-- Start of Record excerpts --

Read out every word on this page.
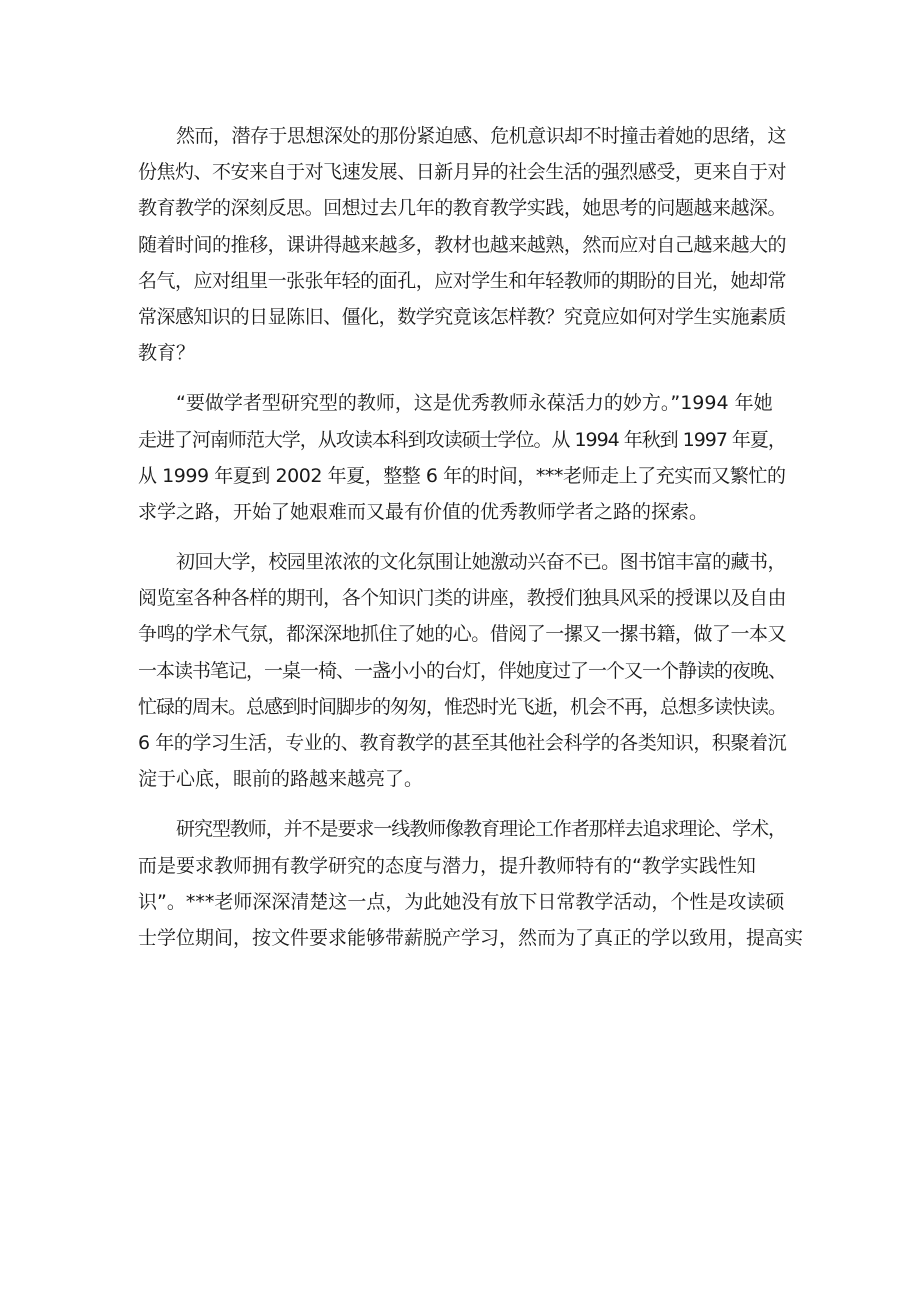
然而，潜存于思想深处的那份紧迫感、危机意识却不时撞击着她的思绪，这
份焦灼、不安来自于对飞速发展、日新月异的社会生活的强烈感受，更来自于对
教育教学的深刻反思。回想过去几年的教育教学实践，她思考的问题越来越深。
随着时间的推移，课讲得越来越多，教材也越来越熟，然而应对自己越来越大的
名气，应对组里一张张年轻的面孔，应对学生和年轻教师的期盼的目光，她却常
常深感知识的日显陈旧、僵化，数学究竟该怎样教？究竟应如何对学生实施素质
教育？
“要做学者型研究型的教师，这是优秀教师永葆活力的妙方。”1994 年她
走进了河南师范大学，从攻读本科到攻读硕士学位。从 1994 年秋到 1997 年夏，
从 1999 年夏到 2002 年夏，整整 6 年的时间，***老师走上了充实而又繁忙的
求学之路，开始了她艰难而又最有价值的优秀教师学者之路的探索。
初回大学，校园里浓浓的文化氛围让她激动兴奋不已。图书馆丰富的藏书，
阅览室各种各样的期刊，各个知识门类的讲座，教授们独具风采的授课以及自由
争鸣的学术气氛，都深深地抓住了她的心。借阅了一摞又一摞书籍，做了一本又
一本读书笔记，一桌一椅、一盏小小的台灯，伴她度过了一个又一个静读的夜晚、
忙碌的周末。总感到时间脚步的匆匆，惟恐时光飞逝，机会不再，总想多读快读。
6 年的学习生活，专业的、教育教学的甚至其他社会科学的各类知识，积聚着沉
淀于心底，眼前的路越来越亮了。
研究型教师，并不是要求一线教师像教育理论工作者那样去追求理论、学术，
而是要求教师拥有教学研究的态度与潜力，提升教师特有的“教学实践性知
识”。***老师深深清楚这一点，为此她没有放下日常教学活动，个性是攻读硕
士学位期间，按文件要求能够带薪脱产学习，然而为了真正的学以致用，提高实
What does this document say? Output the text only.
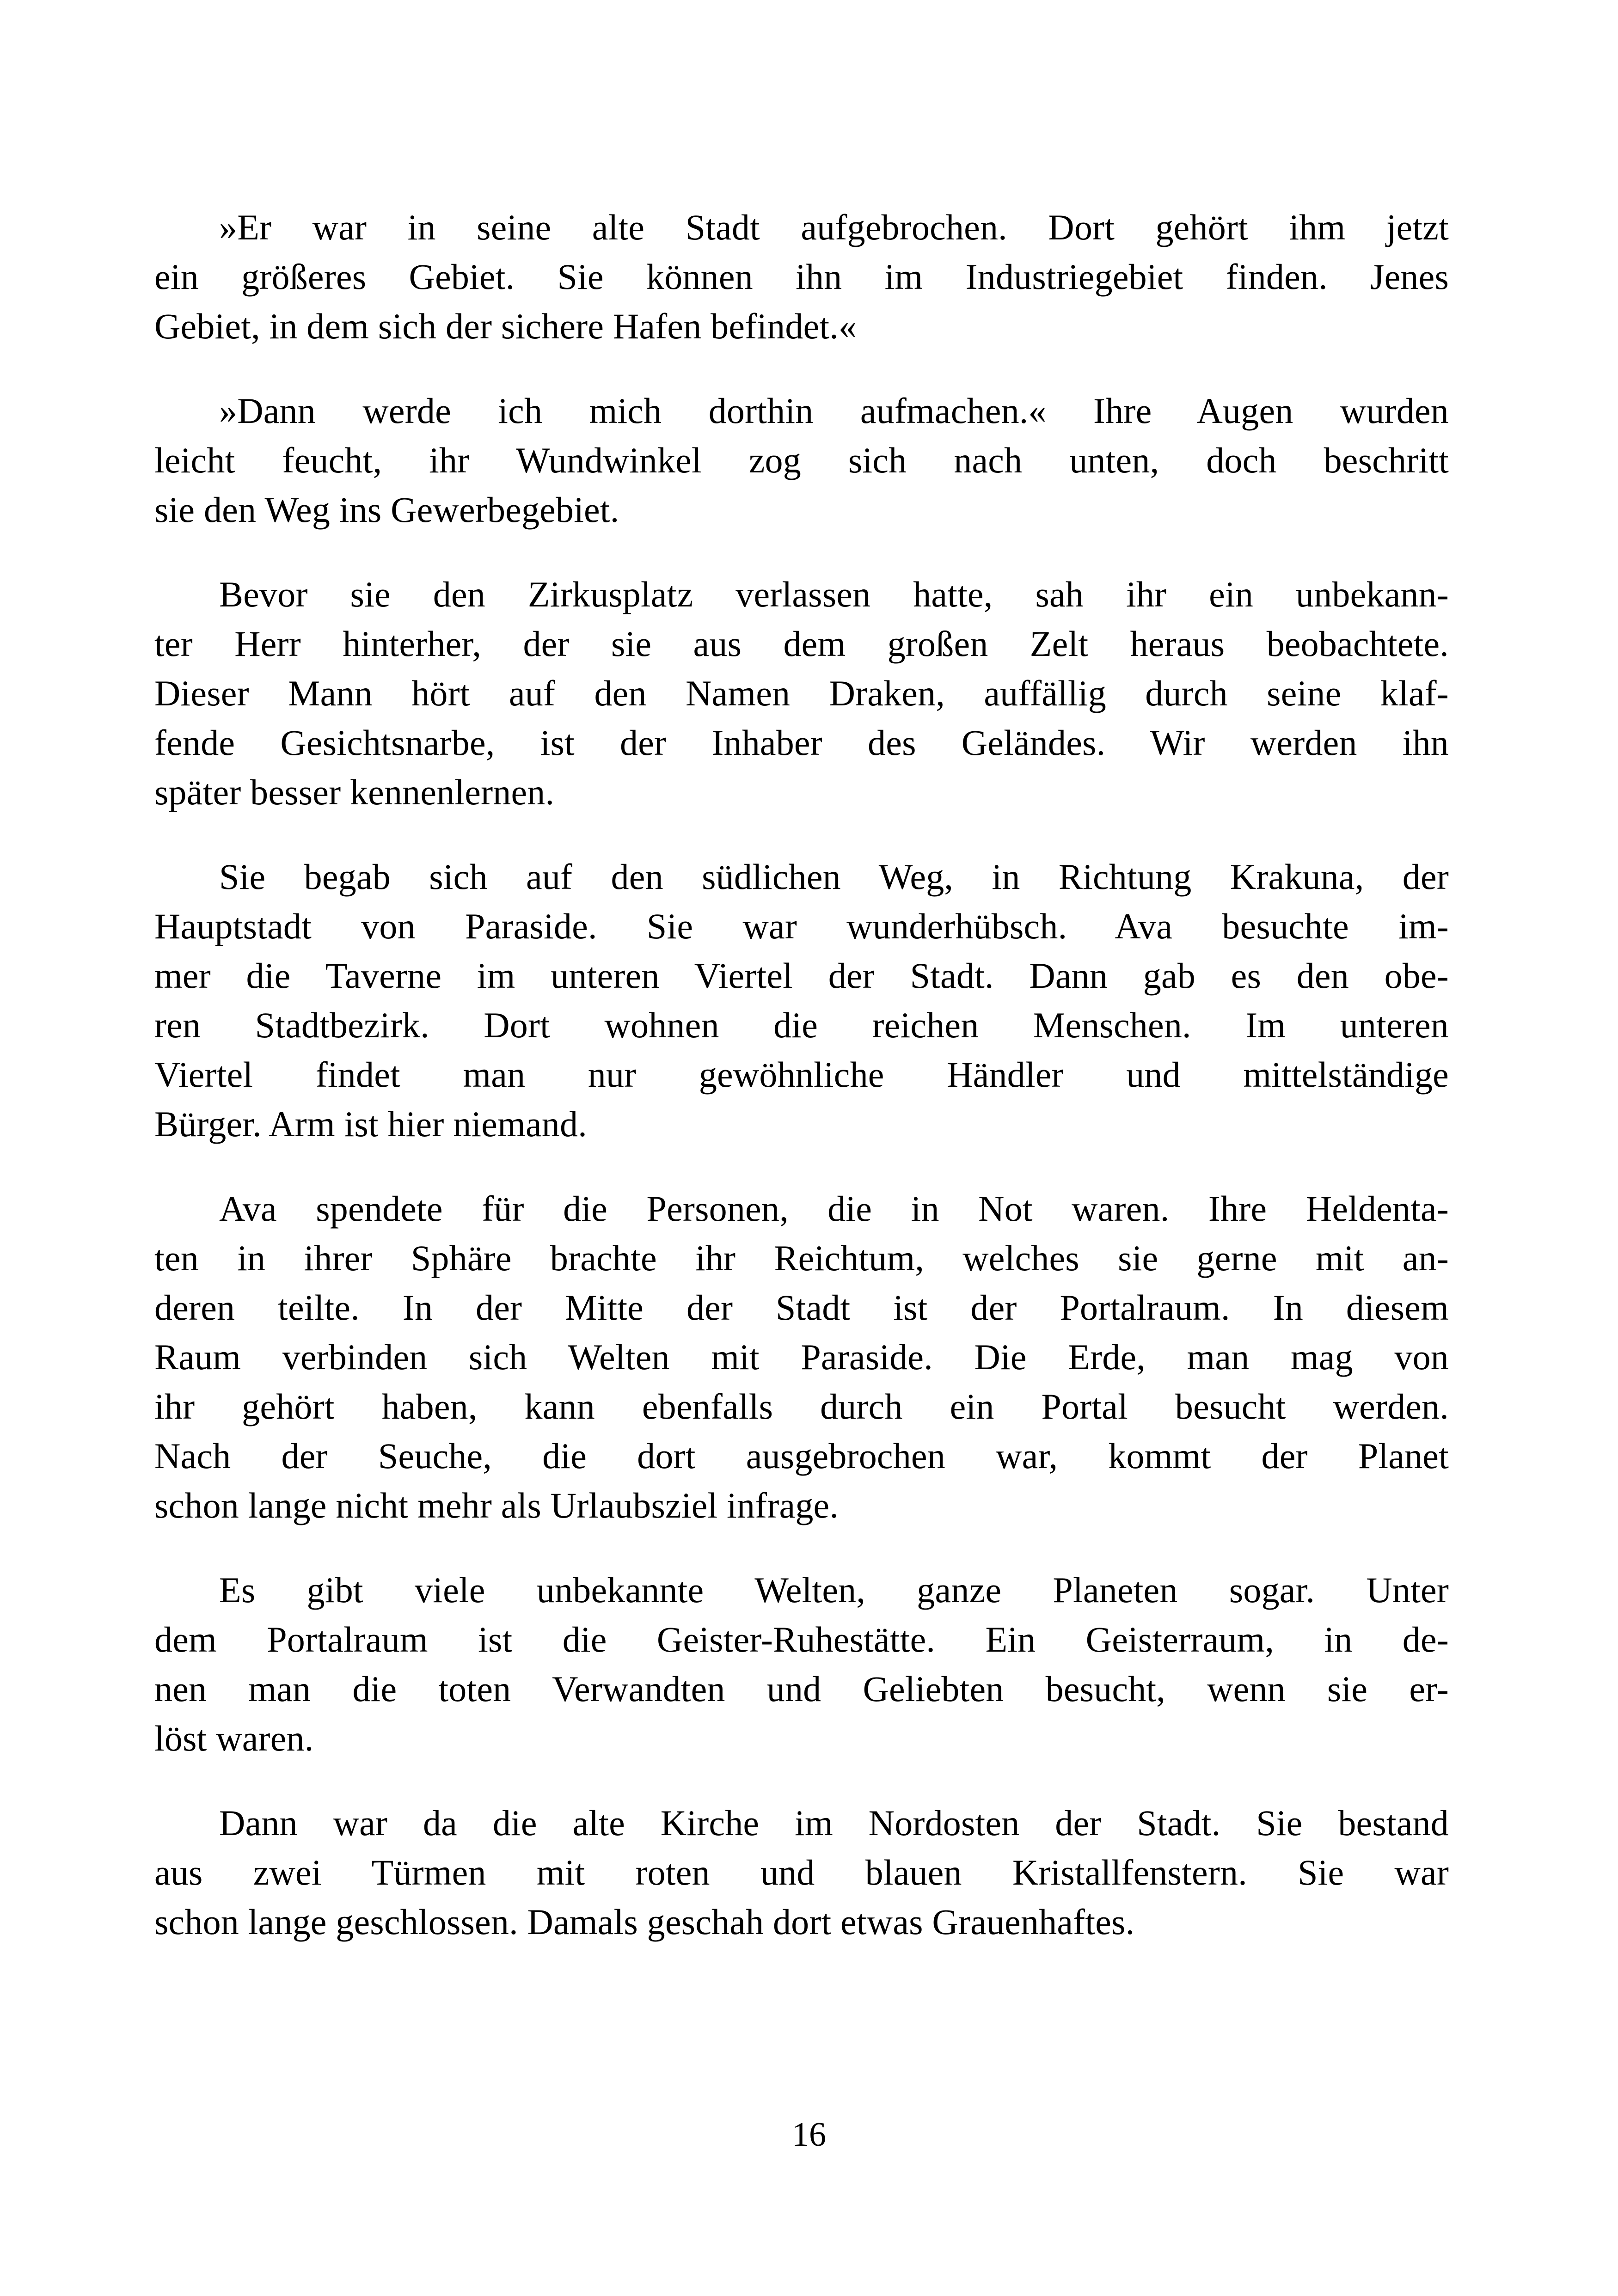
»Er war in seine alte Stadt aufgebrochen. Dort gehört ihm jetzt
ein größeres Gebiet. Sie können ihn im Industriegebiet finden. Jenes
Gebiet, in dem sich der sichere Hafen befindet.«
»Dann werde ich mich dorthin aufmachen.« Ihre Augen wurden
leicht feucht, ihr Wundwinkel zog sich nach unten, doch beschritt
sie den Weg ins Gewerbegebiet.
Bevor sie den Zirkusplatz verlassen hatte, sah ihr ein unbekann-
ter Herr hinterher, der sie aus dem großen Zelt heraus beobachtete.
Dieser Mann hört auf den Namen Draken, auffällig durch seine klaf-
fende Gesichtsnarbe, ist der Inhaber des Geländes. Wir werden ihn
später besser kennenlernen.
Sie begab sich auf den südlichen Weg, in Richtung Krakuna, der
Hauptstadt von Paraside. Sie war wunderhübsch. Ava besuchte im-
mer die Taverne im unteren Viertel der Stadt. Dann gab es den obe-
ren Stadtbezirk. Dort wohnen die reichen Menschen. Im unteren
Viertel findet man nur gewöhnliche Händler und mittelständige
Bürger. Arm ist hier niemand.
Ava spendete für die Personen, die in Not waren. Ihre Heldenta-
ten in ihrer Sphäre brachte ihr Reichtum, welches sie gerne mit an-
deren teilte. In der Mitte der Stadt ist der Portalraum. In diesem
Raum verbinden sich Welten mit Paraside. Die Erde, man mag von
ihr gehört haben, kann ebenfalls durch ein Portal besucht werden.
Nach der Seuche, die dort ausgebrochen war, kommt der Planet
schon lange nicht mehr als Urlaubsziel infrage.
Es gibt viele unbekannte Welten, ganze Planeten sogar. Unter
dem Portalraum ist die Geister-Ruhestätte. Ein Geisterraum, in de-
nen man die toten Verwandten und Geliebten besucht, wenn sie er-
löst waren.
Dann war da die alte Kirche im Nordosten der Stadt. Sie bestand
aus zwei Türmen mit roten und blauen Kristallfenstern. Sie war
schon lange geschlossen. Damals geschah dort etwas Grauenhaftes.
16
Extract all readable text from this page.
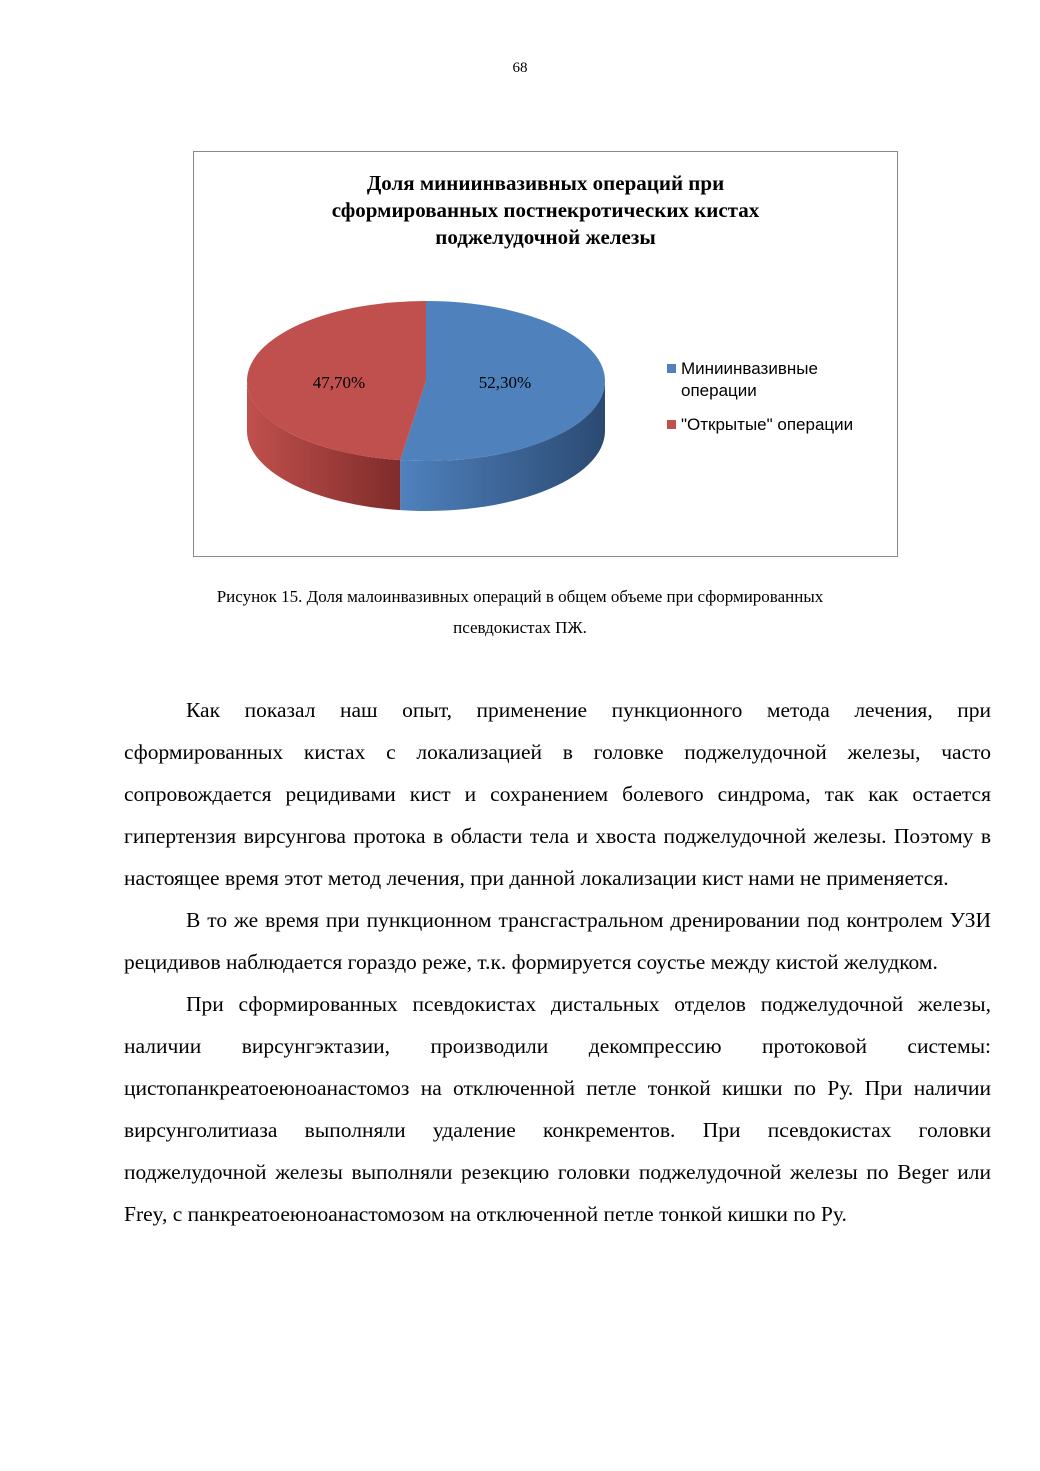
68
Доля миниинвазивных операций при
сформированных постнекротических кистах
поджелудочной железы
52,30%
47,70%
Миниинвазивные
операции
"Открытые" операции

Рисунок 15. Доля малоинвазивных операций в общем объеме при сформированных
псевдокистах ПЖ.

Как показал наш опыт, применение пункционного метода лечения, при сформированных кистах с локализацией в головке поджелудочной железы, часто сопровождается рецидивами кист и сохранением болевого синдрома, так как остается гипертензия вирсунгова протока в области тела и хвоста поджелудочной железы. Поэтому в настоящее время этот метод лечения, при данной локализации кист нами не применяется.

В то же время при пункционном трансгастральном дренировании под контролем УЗИ рецидивов наблюдается гораздо реже, т.к. формируется соустье между кистой желудком.

При сформированных псевдокистах дистальных отделов поджелудочной железы, наличии вирсунгэктазии, производили декомпрессию протоковой системы: цистопанкреатоеюноанастомоз на отключенной петле тонкой кишки по Ру. При наличии вирсунголитиаза выполняли удаление конкрементов. При псевдокистах головки поджелудочной железы выполняли резекцию головки поджелудочной железы по Beger или Frey, с панкреатоеюноанастомозом на отключенной петле тонкой кишки по Ру.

-- End of Record excerpts --

--- Your instructions ---
Repeat the entries exactly and keep the pictures out of the copy.

--- The output ---
Read out every word on this page.
然而，潜存于思想深处的那份紧迫感、危机意识却不时撞击着她的思绪，这
份焦灼、不安来自于对飞速发展、日新月异的社会生活的强烈感受，更来自于对
教育教学的深刻反思。回想过去几年的教育教学实践，她思考的问题越来越深。
随着时间的推移，课讲得越来越多，教材也越来越熟，然而应对自己越来越大的
名气，应对组里一张张年轻的面孔，应对学生和年轻教师的期盼的目光，她却常
常深感知识的日显陈旧、僵化，数学究竟该怎样教？究竟应如何对学生实施素质
教育？
“要做学者型研究型的教师，这是优秀教师永葆活力的妙方。”1994 年她
走进了河南师范大学，从攻读本科到攻读硕士学位。从 1994 年秋到 1997 年夏，
从 1999 年夏到 2002 年夏，整整 6 年的时间，***老师走上了充实而又繁忙的
求学之路，开始了她艰难而又最有价值的优秀教师学者之路的探索。
初回大学，校园里浓浓的文化氛围让她激动兴奋不已。图书馆丰富的藏书，
阅览室各种各样的期刊，各个知识门类的讲座，教授们独具风采的授课以及自由
争鸣的学术气氛，都深深地抓住了她的心。借阅了一摞又一摞书籍，做了一本又
一本读书笔记，一桌一椅、一盏小小的台灯，伴她度过了一个又一个静读的夜晚、
忙碌的周末。总感到时间脚步的匆匆，惟恐时光飞逝，机会不再，总想多读快读。
6 年的学习生活，专业的、教育教学的甚至其他社会科学的各类知识，积聚着沉
淀于心底，眼前的路越来越亮了。
研究型教师，并不是要求一线教师像教育理论工作者那样去追求理论、学术，
而是要求教师拥有教学研究的态度与潜力，提升教师特有的“教学实践性知
识”。***老师深深清楚这一点，为此她没有放下日常教学活动，个性是攻读硕
士学位期间，按文件要求能够带薪脱产学习，然而为了真正的学以致用，提高实
What does this document say? Output the text only.
»Er war in seine alte Stadt aufgebrochen. Dort gehört ihm jetzt
ein größeres Gebiet. Sie können ihn im Industriegebiet finden. Jenes
Gebiet, in dem sich der sichere Hafen befindet.«
»Dann werde ich mich dorthin aufmachen.« Ihre Augen wurden
leicht feucht, ihr Wundwinkel zog sich nach unten, doch beschritt
sie den Weg ins Gewerbegebiet.
Bevor sie den Zirkusplatz verlassen hatte, sah ihr ein unbekann-
ter Herr hinterher, der sie aus dem großen Zelt heraus beobachtete.
Dieser Mann hört auf den Namen Draken, auffällig durch seine klaf-
fende Gesichtsnarbe, ist der Inhaber des Geländes. Wir werden ihn
später besser kennenlernen.
Sie begab sich auf den südlichen Weg, in Richtung Krakuna, der
Hauptstadt von Paraside. Sie war wunderhübsch. Ava besuchte im-
mer die Taverne im unteren Viertel der Stadt. Dann gab es den obe-
ren Stadtbezirk. Dort wohnen die reichen Menschen. Im unteren
Viertel findet man nur gewöhnliche Händler und mittelständige
Bürger. Arm ist hier niemand.
Ava spendete für die Personen, die in Not waren. Ihre Heldenta-
ten in ihrer Sphäre brachte ihr Reichtum, welches sie gerne mit an-
deren teilte. In der Mitte der Stadt ist der Portalraum. In diesem
Raum verbinden sich Welten mit Paraside. Die Erde, man mag von
ihr gehört haben, kann ebenfalls durch ein Portal besucht werden.
Nach der Seuche, die dort ausgebrochen war, kommt der Planet
schon lange nicht mehr als Urlaubsziel infrage.
Es gibt viele unbekannte Welten, ganze Planeten sogar. Unter
dem Portalraum ist die Geister-Ruhestätte. Ein Geisterraum, in de-
nen man die toten Verwandten und Geliebten besucht, wenn sie er-
löst waren.
Dann war da die alte Kirche im Nordosten der Stadt. Sie bestand
aus zwei Türmen mit roten und blauen Kristallfenstern. Sie war
schon lange geschlossen. Damals geschah dort etwas Grauenhaftes.
16
Extract all readable text from this page.
68
Доля миниинвазивных операций при
сформированных постнекротических кистах
поджелудочной железы
52,30%
47,70%
Миниинвазивные
операции
"Открытые" операции

Рисунок 15. Доля малоинвазивных операций в общем объеме при сформированных
псевдокистах ПЖ.

Как показал наш опыт, применение пункционного метода лечения, при сформированных кистах с локализацией в головке поджелудочной железы, часто сопровождается рецидивами кист и сохранением болевого синдрома, так как остается гипертензия вирсунгова протока в области тела и хвоста поджелудочной железы. Поэтому в настоящее время этот метод лечения, при данной локализации кист нами не применяется.

В то же время при пункционном трансгастральном дренировании под контролем УЗИ рецидивов наблюдается гораздо реже, т.к. формируется соустье между кистой желудком.

При сформированных псевдокистах дистальных отделов поджелудочной железы, наличии вирсунгэктазии, производили декомпрессию протоковой системы: цистопанкреатоеюноанастомоз на отключенной петле тонкой кишки по Ру. При наличии вирсунголитиаза выполняли удаление конкрементов. При псевдокистах головки поджелудочной железы выполняли резекцию головки поджелудочной железы по Beger или Frey, с панкреатоеюноанастомозом на отключенной петле тонкой кишки по Ру.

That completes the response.